[Dataset rows]
————————

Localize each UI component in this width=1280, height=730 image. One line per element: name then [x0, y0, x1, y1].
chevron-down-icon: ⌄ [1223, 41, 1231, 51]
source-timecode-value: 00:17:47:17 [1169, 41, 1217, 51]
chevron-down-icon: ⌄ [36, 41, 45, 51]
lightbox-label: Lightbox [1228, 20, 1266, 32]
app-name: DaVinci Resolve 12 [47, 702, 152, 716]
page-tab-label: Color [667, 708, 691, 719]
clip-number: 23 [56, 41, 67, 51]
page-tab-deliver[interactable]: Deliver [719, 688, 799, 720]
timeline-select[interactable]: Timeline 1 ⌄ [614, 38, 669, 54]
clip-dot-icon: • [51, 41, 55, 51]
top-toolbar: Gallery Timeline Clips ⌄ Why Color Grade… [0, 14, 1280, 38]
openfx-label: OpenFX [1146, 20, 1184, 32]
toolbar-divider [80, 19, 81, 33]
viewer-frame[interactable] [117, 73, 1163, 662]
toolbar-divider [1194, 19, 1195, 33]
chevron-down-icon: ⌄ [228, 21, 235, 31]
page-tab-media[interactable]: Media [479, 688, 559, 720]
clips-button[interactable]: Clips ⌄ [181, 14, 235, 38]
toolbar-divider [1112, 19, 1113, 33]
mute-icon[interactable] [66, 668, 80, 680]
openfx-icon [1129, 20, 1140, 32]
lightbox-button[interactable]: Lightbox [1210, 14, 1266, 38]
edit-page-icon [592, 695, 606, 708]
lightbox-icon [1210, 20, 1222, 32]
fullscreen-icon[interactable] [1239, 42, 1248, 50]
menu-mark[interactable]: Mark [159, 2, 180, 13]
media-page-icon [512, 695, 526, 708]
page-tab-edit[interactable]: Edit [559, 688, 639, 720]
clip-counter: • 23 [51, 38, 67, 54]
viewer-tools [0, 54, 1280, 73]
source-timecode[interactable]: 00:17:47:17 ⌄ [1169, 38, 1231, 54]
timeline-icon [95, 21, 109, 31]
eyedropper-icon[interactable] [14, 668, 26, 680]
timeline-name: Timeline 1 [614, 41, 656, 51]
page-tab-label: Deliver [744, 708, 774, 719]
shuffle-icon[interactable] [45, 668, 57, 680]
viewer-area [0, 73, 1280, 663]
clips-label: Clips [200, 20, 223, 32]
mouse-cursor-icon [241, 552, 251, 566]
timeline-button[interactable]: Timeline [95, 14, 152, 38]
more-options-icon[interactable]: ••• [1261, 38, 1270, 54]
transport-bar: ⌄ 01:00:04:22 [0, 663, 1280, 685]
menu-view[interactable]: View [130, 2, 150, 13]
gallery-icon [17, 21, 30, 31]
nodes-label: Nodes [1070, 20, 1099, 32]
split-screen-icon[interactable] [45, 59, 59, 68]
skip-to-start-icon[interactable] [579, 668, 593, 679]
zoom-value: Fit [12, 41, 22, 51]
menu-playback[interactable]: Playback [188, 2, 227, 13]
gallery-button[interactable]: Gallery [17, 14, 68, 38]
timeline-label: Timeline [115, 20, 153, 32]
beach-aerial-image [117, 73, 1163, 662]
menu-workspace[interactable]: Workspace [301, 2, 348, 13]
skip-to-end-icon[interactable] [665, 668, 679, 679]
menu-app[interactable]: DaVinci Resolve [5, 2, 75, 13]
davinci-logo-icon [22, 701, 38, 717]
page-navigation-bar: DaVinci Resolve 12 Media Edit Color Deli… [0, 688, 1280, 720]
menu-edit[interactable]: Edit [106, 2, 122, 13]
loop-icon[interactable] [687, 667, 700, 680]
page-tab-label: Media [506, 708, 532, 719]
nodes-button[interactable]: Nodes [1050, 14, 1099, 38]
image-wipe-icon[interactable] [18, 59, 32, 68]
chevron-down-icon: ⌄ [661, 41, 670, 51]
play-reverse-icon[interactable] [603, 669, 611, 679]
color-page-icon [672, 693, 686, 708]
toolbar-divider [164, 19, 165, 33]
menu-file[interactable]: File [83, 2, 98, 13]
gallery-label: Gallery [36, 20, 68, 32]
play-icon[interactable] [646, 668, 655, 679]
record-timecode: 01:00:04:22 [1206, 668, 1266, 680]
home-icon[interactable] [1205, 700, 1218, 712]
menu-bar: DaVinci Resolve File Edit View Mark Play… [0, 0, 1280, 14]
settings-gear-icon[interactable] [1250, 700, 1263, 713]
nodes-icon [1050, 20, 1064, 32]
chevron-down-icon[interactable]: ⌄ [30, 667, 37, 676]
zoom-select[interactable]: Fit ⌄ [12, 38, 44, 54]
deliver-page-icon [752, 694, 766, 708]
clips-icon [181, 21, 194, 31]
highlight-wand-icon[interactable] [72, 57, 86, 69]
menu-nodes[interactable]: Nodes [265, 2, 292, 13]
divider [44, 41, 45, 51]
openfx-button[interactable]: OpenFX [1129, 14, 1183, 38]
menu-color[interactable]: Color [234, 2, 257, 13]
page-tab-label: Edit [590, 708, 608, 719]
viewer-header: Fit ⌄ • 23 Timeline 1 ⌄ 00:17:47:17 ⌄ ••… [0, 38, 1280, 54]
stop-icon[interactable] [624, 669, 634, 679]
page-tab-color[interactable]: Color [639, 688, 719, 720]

————————

Pull out every line from the entries and reproduce each one unchanged, character for character.

Localize each UI component in this width=1280, height=730 image. One line per element: name then [x0, y0, x1, y1].
chevron-down-icon: ⌄ [1223, 41, 1231, 51]
source-timecode-value: 00:17:47:17 [1169, 41, 1217, 51]
chevron-down-icon: ⌄ [36, 41, 45, 51]
lightbox-label: Lightbox [1228, 20, 1266, 32]
app-name: DaVinci Resolve 12 [47, 702, 152, 716]
page-tab-label: Color [667, 708, 691, 719]
clip-number: 23 [56, 41, 67, 51]
page-tab-deliver[interactable]: Deliver [719, 688, 799, 720]
timeline-select[interactable]: Timeline 1 ⌄ [614, 38, 669, 54]
clip-dot-icon: • [51, 41, 55, 51]
top-toolbar: Gallery Timeline Clips ⌄ Why Color Grade… [0, 14, 1280, 38]
openfx-label: OpenFX [1146, 20, 1184, 32]
toolbar-divider [80, 19, 81, 33]
viewer-frame[interactable] [117, 73, 1163, 662]
toolbar-divider [1194, 19, 1195, 33]
chevron-down-icon: ⌄ [228, 21, 235, 31]
page-tab-media[interactable]: Media [479, 688, 559, 720]
clips-button[interactable]: Clips ⌄ [181, 14, 235, 38]
toolbar-divider [1112, 19, 1113, 33]
mute-icon[interactable] [66, 668, 80, 680]
openfx-icon [1129, 20, 1140, 32]
lightbox-button[interactable]: Lightbox [1210, 14, 1266, 38]
edit-page-icon [592, 695, 606, 708]
lightbox-icon [1210, 20, 1222, 32]
fullscreen-icon[interactable] [1239, 42, 1248, 50]
menu-mark[interactable]: Mark [159, 2, 180, 13]
media-page-icon [512, 695, 526, 708]
page-tab-edit[interactable]: Edit [559, 688, 639, 720]
clip-counter: • 23 [51, 38, 67, 54]
viewer-tools [0, 54, 1280, 73]
source-timecode[interactable]: 00:17:47:17 ⌄ [1169, 38, 1231, 54]
timeline-icon [95, 21, 109, 31]
eyedropper-icon[interactable] [14, 668, 26, 680]
timeline-name: Timeline 1 [614, 41, 656, 51]
page-tab-label: Deliver [744, 708, 774, 719]
shuffle-icon[interactable] [45, 668, 57, 680]
viewer-area [0, 73, 1280, 663]
clips-label: Clips [200, 20, 223, 32]
mouse-cursor-icon [241, 552, 251, 566]
timeline-button[interactable]: Timeline [95, 14, 152, 38]
more-options-icon[interactable]: ••• [1261, 38, 1270, 54]
transport-bar: ⌄ 01:00:04:22 [0, 663, 1280, 685]
menu-view[interactable]: View [130, 2, 150, 13]
gallery-icon [17, 21, 30, 31]
nodes-label: Nodes [1070, 20, 1099, 32]
split-screen-icon[interactable] [45, 59, 59, 68]
skip-to-start-icon[interactable] [579, 668, 593, 679]
zoom-value: Fit [12, 41, 22, 51]
menu-playback[interactable]: Playback [188, 2, 227, 13]
gallery-button[interactable]: Gallery [17, 14, 68, 38]
timeline-label: Timeline [115, 20, 153, 32]
beach-aerial-image [117, 73, 1163, 662]
menu-workspace[interactable]: Workspace [301, 2, 348, 13]
skip-to-end-icon[interactable] [665, 668, 679, 679]
menu-app[interactable]: DaVinci Resolve [5, 2, 75, 13]
davinci-logo-icon [22, 701, 38, 717]
page-navigation-bar: DaVinci Resolve 12 Media Edit Color Deli… [0, 688, 1280, 720]
menu-edit[interactable]: Edit [106, 2, 122, 13]
loop-icon[interactable] [687, 667, 700, 680]
page-tab-label: Media [506, 708, 532, 719]
nodes-button[interactable]: Nodes [1050, 14, 1099, 38]
image-wipe-icon[interactable] [18, 59, 32, 68]
chevron-down-icon: ⌄ [661, 41, 670, 51]
play-reverse-icon[interactable] [603, 669, 611, 679]
color-page-icon [672, 693, 686, 708]
toolbar-divider [164, 19, 165, 33]
menu-file[interactable]: File [83, 2, 98, 13]
gallery-label: Gallery [36, 20, 68, 32]
play-icon[interactable] [646, 668, 655, 679]
record-timecode: 01:00:04:22 [1206, 668, 1266, 680]
home-icon[interactable] [1205, 700, 1218, 712]
menu-bar: DaVinci Resolve File Edit View Mark Play… [0, 0, 1280, 14]
settings-gear-icon[interactable] [1250, 700, 1263, 713]
nodes-icon [1050, 20, 1064, 32]
chevron-down-icon[interactable]: ⌄ [30, 667, 37, 676]
zoom-select[interactable]: Fit ⌄ [12, 38, 44, 54]
deliver-page-icon [752, 694, 766, 708]
clips-icon [181, 21, 194, 31]
highlight-wand-icon[interactable] [72, 57, 86, 69]
menu-nodes[interactable]: Nodes [265, 2, 292, 13]
divider [44, 41, 45, 51]
openfx-button[interactable]: OpenFX [1129, 14, 1183, 38]
menu-color[interactable]: Color [234, 2, 257, 13]
page-tab-label: Edit [590, 708, 608, 719]
viewer-header: Fit ⌄ • 23 Timeline 1 ⌄ 00:17:47:17 ⌄ ••… [0, 38, 1280, 54]
stop-icon[interactable] [624, 669, 634, 679]
page-tab-color[interactable]: Color [639, 688, 719, 720]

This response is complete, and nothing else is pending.